» CHALLENGE
Pull each line holding "Heere" out of the entries below.

(Items from a data source)
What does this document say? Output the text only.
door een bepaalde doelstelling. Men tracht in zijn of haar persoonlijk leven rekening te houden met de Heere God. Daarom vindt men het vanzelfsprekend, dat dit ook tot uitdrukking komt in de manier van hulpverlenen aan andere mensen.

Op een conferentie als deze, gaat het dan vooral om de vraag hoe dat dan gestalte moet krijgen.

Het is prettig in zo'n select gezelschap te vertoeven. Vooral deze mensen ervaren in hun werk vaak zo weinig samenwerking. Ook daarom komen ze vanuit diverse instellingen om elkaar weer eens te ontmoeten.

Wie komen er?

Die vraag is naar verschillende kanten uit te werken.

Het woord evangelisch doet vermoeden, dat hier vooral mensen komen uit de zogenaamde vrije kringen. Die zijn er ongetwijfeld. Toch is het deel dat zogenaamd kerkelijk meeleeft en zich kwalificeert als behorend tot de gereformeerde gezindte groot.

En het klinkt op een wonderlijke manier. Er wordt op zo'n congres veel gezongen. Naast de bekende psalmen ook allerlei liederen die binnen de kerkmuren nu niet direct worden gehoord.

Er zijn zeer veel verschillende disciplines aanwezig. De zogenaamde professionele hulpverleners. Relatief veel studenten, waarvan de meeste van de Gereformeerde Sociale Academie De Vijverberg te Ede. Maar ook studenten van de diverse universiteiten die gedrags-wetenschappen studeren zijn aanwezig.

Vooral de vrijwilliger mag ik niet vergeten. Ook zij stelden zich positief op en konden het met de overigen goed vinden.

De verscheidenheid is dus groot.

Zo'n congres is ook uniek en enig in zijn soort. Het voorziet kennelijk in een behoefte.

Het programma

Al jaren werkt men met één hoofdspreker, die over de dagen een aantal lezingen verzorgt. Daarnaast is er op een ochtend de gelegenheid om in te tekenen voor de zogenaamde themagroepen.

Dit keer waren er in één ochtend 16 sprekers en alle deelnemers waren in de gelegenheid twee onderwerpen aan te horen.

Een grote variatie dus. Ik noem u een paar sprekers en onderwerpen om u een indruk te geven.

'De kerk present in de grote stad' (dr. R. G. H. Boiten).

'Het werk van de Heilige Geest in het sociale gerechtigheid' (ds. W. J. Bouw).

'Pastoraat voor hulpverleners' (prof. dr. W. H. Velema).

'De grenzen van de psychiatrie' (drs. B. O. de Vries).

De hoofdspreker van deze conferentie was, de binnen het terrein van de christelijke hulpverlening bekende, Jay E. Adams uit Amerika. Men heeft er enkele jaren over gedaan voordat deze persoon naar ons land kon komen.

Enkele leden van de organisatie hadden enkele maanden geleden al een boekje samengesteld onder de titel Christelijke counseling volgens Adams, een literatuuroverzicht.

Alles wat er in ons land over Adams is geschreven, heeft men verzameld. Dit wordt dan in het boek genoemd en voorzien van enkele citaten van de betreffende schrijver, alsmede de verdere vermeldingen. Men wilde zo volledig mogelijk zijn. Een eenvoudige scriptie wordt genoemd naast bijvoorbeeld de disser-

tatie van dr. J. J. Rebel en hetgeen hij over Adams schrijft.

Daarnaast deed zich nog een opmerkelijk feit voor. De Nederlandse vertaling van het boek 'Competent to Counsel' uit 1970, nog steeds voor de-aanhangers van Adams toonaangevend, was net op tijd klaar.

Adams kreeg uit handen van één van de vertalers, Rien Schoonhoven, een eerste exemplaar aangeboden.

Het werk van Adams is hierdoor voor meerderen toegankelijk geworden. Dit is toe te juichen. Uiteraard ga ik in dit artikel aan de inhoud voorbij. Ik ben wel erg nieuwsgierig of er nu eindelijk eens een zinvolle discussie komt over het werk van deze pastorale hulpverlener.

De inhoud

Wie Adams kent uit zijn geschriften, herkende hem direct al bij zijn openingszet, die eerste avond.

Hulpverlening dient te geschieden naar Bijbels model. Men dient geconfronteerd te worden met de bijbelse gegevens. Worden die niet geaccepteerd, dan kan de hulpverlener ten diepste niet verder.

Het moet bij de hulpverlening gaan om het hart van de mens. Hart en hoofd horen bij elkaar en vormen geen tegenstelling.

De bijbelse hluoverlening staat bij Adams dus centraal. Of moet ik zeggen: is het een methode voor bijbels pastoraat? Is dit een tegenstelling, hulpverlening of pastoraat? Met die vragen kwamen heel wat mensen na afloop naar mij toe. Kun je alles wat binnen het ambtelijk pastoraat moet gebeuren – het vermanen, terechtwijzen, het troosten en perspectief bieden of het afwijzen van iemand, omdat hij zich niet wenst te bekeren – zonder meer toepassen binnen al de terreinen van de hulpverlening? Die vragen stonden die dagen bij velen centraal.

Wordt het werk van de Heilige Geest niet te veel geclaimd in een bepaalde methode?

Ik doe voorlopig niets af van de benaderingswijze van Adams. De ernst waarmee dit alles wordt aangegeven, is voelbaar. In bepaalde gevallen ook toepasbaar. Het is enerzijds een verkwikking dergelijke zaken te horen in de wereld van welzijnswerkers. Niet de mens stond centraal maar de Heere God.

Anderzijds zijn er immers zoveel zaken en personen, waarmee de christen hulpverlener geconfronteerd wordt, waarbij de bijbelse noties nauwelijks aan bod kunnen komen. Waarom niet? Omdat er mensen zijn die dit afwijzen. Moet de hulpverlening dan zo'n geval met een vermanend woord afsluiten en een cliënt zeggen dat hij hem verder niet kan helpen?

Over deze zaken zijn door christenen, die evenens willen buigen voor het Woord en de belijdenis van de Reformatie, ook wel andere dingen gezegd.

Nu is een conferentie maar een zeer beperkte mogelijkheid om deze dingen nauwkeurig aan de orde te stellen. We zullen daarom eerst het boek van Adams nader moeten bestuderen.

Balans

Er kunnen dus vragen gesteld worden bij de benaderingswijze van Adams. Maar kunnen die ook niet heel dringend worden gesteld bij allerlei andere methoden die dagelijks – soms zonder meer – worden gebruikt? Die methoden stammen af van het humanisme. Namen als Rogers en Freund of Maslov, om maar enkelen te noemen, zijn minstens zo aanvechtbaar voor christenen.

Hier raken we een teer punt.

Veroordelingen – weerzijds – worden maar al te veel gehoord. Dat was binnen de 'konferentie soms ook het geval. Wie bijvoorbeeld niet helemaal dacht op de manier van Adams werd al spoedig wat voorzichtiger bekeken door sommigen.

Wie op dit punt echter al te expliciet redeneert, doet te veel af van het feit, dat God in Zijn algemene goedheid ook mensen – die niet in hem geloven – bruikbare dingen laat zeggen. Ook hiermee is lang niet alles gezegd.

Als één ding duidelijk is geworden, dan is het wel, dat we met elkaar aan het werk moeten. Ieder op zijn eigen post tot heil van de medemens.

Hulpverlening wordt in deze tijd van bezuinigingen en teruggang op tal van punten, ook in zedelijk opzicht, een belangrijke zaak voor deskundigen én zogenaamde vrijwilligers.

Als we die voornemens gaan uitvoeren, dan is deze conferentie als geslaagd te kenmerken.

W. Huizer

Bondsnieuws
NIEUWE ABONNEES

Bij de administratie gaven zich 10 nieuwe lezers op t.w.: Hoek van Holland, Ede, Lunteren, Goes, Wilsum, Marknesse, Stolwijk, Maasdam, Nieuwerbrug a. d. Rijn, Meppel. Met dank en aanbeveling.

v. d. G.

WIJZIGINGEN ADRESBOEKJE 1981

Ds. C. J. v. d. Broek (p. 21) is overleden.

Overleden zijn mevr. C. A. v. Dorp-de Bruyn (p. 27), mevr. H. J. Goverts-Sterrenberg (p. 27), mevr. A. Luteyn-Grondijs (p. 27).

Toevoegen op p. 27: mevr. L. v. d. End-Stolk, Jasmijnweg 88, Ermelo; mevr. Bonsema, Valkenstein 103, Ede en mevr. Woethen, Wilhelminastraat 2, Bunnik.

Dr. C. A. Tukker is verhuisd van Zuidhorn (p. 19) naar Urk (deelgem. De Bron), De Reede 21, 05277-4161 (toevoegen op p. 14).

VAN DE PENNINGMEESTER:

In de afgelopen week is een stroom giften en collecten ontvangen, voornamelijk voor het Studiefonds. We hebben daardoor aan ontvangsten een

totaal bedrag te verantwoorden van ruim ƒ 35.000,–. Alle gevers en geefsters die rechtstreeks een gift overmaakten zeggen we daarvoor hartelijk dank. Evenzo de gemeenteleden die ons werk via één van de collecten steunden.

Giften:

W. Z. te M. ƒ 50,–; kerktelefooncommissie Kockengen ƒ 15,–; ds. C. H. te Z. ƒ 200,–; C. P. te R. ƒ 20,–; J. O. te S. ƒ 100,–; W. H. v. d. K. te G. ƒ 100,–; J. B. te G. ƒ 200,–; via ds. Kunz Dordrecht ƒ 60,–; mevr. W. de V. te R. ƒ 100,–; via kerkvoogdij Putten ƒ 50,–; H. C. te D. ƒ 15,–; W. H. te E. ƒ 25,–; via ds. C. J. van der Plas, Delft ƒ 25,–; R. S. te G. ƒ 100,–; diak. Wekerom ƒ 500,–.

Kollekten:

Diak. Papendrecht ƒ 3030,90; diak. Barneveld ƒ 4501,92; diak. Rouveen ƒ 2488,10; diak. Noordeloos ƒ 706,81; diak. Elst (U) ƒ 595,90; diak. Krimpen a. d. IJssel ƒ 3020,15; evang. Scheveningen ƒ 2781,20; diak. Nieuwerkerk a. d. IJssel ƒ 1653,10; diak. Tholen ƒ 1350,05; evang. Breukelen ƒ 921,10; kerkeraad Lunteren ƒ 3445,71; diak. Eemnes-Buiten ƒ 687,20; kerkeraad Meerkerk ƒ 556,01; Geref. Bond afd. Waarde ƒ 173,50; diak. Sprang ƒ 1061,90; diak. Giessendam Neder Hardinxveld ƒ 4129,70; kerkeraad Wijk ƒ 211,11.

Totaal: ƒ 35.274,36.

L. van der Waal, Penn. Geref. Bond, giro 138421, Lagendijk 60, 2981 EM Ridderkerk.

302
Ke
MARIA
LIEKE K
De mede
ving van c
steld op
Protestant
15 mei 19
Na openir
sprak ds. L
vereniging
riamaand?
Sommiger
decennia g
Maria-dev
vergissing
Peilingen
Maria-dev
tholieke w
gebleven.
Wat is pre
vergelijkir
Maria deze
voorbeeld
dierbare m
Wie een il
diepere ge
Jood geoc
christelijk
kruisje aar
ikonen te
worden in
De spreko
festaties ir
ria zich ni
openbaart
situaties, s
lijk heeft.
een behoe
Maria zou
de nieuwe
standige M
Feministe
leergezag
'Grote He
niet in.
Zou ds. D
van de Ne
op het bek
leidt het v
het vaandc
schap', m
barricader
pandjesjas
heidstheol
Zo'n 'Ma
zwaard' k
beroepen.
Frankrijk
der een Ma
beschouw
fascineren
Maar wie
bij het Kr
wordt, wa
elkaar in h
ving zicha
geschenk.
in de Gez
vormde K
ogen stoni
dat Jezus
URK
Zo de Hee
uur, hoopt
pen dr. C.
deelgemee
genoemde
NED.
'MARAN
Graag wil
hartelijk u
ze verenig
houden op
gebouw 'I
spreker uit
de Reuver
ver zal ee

...

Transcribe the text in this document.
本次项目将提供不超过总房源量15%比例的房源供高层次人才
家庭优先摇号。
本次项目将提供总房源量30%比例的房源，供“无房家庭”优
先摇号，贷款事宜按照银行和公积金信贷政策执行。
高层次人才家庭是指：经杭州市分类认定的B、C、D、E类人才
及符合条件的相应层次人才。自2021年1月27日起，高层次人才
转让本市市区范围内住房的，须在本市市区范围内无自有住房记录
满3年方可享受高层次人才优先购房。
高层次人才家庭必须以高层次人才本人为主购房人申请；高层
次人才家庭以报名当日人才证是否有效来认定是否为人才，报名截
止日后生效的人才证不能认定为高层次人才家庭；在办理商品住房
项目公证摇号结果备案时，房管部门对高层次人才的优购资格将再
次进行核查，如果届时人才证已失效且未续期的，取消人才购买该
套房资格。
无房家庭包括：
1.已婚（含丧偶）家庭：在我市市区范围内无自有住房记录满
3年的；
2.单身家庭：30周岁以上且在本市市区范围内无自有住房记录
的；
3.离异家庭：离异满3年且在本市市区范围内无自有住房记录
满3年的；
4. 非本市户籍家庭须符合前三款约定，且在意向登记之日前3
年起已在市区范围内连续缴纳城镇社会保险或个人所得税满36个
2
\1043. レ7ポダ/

» EXERCISE ANSWER
door een bepaalde doelstelling. Men tracht in zijn of haar persoonlijk leven rekening te houden met de Heere God. Daarom vindt men het vanzelfsprekend, dat dit ook tot uitdrukking komt in de manier van hulpverlenen aan andere mensen.
Ik doe voorlopig niets af van de benaderingswijze van Adams. De ernst waarmee dit alles wordt aangegeven, is voelbaar. In bepaalde gevallen ook toepasbaar. Het is enerzijds een verkwikking dergelijke zaken te horen in de wereld van welzijnswerkers. Niet de mens stond centraal maar de Heere God.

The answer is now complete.